--- Start of SUPPLIED ENTRIES ---

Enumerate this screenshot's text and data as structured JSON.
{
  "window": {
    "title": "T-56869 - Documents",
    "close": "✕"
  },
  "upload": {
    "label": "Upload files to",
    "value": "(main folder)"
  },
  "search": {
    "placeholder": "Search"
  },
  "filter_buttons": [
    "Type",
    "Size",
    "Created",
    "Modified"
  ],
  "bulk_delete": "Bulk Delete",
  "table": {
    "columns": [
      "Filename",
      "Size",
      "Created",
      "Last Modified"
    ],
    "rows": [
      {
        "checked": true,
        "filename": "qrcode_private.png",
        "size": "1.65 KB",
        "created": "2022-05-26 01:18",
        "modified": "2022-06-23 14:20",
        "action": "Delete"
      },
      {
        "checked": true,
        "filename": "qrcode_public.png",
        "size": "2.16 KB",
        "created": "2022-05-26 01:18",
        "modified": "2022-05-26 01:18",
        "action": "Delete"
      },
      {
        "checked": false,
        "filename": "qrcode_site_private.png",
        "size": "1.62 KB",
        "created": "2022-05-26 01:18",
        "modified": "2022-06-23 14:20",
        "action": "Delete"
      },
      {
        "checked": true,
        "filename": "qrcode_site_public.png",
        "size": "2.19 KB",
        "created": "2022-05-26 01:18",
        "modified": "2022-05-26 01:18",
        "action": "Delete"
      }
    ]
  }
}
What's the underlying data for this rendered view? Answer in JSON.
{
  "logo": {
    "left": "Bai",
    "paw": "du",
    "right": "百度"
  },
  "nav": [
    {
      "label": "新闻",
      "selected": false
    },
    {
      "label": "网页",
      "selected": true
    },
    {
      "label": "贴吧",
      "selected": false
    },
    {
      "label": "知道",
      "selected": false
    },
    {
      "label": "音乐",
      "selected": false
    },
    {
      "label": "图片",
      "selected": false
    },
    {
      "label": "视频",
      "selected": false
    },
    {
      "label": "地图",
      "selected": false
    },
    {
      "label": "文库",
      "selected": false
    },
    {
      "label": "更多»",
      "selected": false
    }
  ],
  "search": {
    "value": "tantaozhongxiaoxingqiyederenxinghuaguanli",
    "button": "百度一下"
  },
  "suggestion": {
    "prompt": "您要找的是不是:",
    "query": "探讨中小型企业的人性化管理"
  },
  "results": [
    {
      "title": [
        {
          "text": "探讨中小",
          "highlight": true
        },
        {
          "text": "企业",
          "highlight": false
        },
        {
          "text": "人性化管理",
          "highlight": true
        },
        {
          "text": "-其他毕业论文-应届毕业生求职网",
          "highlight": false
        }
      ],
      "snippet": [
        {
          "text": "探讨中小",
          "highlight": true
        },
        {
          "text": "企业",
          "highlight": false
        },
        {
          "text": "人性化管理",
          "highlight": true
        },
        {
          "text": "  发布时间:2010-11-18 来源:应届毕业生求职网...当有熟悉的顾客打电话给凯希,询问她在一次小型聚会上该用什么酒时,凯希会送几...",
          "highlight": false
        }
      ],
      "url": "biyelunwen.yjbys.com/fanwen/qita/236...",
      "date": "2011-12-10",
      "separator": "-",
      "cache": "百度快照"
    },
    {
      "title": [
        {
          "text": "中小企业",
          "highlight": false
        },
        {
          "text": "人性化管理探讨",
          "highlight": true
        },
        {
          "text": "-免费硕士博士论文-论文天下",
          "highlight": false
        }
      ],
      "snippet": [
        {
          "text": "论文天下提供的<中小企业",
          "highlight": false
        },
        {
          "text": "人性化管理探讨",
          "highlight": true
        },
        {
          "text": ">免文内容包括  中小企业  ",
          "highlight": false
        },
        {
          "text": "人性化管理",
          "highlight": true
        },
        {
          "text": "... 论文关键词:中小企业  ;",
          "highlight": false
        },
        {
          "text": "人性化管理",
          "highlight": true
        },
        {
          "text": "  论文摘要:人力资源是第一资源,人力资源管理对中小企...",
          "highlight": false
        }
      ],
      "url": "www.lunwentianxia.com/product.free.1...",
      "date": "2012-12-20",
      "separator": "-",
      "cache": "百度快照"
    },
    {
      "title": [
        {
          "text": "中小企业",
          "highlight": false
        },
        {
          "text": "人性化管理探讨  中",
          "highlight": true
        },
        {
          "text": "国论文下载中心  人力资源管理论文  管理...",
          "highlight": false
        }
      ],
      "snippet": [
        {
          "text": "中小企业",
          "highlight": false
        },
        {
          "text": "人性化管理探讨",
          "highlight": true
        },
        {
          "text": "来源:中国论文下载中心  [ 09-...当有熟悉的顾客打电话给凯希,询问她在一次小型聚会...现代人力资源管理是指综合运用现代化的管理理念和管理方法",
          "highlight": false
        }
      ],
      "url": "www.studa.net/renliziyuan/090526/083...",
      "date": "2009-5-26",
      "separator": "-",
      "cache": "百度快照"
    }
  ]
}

--- End of SUPPLIED ENTRIES ---

REQUIREMENT >> Which lines in the data above contain "value"? Show each one.

EXERCISE RESPONSE >>
    "value": "(main folder)"
    "value": "tantaozhongxiaoxingqiyederenxinghuaguanli",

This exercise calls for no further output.